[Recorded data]

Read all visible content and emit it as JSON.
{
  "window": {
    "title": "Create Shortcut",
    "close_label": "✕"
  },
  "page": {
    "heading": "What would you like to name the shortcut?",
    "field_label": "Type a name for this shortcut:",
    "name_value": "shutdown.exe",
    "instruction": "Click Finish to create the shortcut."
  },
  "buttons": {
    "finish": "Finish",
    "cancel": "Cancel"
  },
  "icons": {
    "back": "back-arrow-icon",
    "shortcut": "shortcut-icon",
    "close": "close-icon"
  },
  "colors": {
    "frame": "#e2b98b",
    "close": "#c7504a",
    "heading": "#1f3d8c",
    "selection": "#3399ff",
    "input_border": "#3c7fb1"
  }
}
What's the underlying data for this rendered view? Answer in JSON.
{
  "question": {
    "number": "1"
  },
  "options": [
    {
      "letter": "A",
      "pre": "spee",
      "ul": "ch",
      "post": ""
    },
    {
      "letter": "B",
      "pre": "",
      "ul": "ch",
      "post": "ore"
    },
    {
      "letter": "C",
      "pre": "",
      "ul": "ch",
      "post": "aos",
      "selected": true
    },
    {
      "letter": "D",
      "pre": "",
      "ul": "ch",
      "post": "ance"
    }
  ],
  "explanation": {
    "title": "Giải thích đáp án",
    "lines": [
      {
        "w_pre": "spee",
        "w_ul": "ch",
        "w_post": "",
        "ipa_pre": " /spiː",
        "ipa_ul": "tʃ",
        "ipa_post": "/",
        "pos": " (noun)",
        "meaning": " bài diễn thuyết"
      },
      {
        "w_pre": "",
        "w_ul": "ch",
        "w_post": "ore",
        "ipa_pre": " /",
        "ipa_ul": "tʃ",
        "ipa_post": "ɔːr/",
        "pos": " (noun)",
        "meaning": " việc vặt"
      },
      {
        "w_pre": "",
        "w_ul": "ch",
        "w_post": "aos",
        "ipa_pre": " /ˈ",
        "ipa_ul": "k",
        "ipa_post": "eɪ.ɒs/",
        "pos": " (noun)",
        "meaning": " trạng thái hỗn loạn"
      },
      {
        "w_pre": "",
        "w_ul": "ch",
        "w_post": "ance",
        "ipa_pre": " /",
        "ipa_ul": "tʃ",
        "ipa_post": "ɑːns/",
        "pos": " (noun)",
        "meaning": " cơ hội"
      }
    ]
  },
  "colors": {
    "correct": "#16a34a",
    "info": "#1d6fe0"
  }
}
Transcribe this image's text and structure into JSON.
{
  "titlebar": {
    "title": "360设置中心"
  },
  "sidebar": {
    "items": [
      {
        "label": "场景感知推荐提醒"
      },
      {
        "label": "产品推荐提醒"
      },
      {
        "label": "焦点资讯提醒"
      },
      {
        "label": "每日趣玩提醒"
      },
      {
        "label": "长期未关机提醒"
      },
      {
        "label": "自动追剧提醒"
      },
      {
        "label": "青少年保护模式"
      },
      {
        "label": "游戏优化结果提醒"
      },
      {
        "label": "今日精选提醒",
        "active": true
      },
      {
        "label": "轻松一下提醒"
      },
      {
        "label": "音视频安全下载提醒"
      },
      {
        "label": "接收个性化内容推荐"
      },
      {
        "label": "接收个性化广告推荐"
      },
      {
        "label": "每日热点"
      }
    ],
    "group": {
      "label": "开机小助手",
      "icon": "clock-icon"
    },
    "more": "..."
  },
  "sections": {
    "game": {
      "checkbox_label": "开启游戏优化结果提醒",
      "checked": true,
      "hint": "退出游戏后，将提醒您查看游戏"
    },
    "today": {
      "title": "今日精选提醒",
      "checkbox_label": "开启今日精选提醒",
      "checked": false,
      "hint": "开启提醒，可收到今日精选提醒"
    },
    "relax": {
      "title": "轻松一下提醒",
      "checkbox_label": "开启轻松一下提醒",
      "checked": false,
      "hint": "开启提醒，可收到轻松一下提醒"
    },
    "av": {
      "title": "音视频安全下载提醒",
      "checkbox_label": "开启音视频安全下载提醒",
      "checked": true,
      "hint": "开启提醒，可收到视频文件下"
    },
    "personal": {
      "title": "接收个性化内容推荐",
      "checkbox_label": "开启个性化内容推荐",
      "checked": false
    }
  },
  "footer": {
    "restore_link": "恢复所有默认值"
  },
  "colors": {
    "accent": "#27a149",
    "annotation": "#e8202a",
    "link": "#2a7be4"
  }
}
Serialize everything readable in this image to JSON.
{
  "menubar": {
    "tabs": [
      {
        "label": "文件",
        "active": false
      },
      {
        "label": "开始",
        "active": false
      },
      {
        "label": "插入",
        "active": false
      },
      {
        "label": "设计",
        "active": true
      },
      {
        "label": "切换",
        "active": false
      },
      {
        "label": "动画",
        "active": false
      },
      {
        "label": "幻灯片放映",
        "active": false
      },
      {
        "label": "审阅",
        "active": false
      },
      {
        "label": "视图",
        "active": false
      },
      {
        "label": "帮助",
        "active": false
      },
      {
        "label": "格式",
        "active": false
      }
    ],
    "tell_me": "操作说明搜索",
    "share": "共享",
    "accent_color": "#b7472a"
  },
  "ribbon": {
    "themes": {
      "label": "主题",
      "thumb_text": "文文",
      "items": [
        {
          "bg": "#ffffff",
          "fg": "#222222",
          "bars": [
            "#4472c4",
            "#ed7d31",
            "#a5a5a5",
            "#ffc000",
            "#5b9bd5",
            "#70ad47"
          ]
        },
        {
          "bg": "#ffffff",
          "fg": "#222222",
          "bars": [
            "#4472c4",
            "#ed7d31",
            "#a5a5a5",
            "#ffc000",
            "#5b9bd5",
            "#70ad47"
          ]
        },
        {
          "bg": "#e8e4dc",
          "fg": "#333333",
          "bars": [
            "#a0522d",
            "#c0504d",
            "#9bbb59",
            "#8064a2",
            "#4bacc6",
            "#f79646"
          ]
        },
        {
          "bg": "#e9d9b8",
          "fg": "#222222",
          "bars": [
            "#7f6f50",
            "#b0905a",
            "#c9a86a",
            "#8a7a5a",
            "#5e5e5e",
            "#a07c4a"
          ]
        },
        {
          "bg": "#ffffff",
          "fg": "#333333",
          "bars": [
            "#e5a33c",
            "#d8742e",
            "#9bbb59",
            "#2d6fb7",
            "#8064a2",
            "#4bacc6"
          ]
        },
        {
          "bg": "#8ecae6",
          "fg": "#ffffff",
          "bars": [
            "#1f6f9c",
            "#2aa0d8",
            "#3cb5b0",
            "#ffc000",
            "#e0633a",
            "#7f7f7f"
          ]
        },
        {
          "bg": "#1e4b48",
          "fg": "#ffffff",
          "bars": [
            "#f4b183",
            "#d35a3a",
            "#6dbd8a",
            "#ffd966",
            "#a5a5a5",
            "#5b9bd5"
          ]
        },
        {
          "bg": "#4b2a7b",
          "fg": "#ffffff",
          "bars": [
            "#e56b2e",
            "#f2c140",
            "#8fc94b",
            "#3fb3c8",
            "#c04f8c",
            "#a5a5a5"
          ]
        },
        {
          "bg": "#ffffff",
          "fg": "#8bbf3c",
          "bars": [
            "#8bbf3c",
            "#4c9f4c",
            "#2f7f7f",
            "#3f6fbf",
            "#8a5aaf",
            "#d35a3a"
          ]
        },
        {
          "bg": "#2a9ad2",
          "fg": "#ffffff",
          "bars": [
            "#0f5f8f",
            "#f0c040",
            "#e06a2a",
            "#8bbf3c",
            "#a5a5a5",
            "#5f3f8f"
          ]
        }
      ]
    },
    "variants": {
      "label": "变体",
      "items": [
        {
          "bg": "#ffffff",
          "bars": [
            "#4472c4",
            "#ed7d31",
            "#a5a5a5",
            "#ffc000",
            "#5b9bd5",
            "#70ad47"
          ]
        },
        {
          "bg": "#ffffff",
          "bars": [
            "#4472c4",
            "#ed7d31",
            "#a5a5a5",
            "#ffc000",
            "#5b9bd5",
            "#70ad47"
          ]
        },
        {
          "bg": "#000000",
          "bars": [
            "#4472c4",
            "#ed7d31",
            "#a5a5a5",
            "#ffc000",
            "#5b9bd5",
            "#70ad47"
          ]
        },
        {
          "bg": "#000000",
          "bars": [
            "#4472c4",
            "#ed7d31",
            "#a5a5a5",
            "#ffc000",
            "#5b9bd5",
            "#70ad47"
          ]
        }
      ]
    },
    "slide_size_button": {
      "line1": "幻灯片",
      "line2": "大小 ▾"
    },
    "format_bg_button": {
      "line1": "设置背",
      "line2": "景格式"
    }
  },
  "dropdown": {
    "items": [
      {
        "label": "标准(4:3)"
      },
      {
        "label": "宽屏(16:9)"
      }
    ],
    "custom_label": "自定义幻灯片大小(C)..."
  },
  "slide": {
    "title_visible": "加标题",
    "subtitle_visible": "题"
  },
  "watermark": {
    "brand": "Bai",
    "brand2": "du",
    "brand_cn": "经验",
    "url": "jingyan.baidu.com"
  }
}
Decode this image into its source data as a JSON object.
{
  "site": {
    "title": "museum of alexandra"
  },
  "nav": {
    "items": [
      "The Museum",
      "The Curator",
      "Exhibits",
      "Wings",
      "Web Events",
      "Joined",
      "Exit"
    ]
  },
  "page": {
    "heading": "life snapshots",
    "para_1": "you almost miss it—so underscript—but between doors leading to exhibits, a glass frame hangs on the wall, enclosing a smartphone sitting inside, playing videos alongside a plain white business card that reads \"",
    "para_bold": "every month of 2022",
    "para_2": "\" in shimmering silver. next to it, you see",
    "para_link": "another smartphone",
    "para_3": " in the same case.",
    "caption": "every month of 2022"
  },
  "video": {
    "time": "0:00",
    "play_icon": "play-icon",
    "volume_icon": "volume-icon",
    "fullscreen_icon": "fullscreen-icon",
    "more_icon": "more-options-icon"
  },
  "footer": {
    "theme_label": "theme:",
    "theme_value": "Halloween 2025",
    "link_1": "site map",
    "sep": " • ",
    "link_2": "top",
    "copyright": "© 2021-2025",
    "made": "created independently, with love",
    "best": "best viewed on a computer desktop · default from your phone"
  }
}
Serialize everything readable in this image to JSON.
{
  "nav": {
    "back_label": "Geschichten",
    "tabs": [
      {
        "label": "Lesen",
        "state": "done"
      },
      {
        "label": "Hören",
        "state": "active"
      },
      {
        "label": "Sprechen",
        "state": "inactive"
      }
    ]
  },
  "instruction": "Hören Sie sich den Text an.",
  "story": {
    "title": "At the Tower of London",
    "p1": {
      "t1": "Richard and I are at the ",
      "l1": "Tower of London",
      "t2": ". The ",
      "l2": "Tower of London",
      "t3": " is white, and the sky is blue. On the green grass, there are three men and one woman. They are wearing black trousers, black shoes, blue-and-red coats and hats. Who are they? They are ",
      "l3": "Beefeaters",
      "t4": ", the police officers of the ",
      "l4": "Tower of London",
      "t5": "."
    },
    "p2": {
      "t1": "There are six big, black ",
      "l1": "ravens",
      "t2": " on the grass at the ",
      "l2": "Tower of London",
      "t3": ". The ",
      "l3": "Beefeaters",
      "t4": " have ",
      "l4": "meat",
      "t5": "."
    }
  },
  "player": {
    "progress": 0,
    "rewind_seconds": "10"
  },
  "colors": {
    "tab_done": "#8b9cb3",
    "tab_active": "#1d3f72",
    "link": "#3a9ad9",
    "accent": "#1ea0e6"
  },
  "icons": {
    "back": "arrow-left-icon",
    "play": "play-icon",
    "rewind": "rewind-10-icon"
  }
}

**Requirement**:
Collect the complete line wherever the string "grass" appears in the records.

**Final result**:
      "t3": " is white, and the sky is blue. On the green grass, there are three men and one woman. They are wearing black trousers, black shoes, blue-and-red coats and hats. Who are they? They are ",
      "t2": " on the grass at the ",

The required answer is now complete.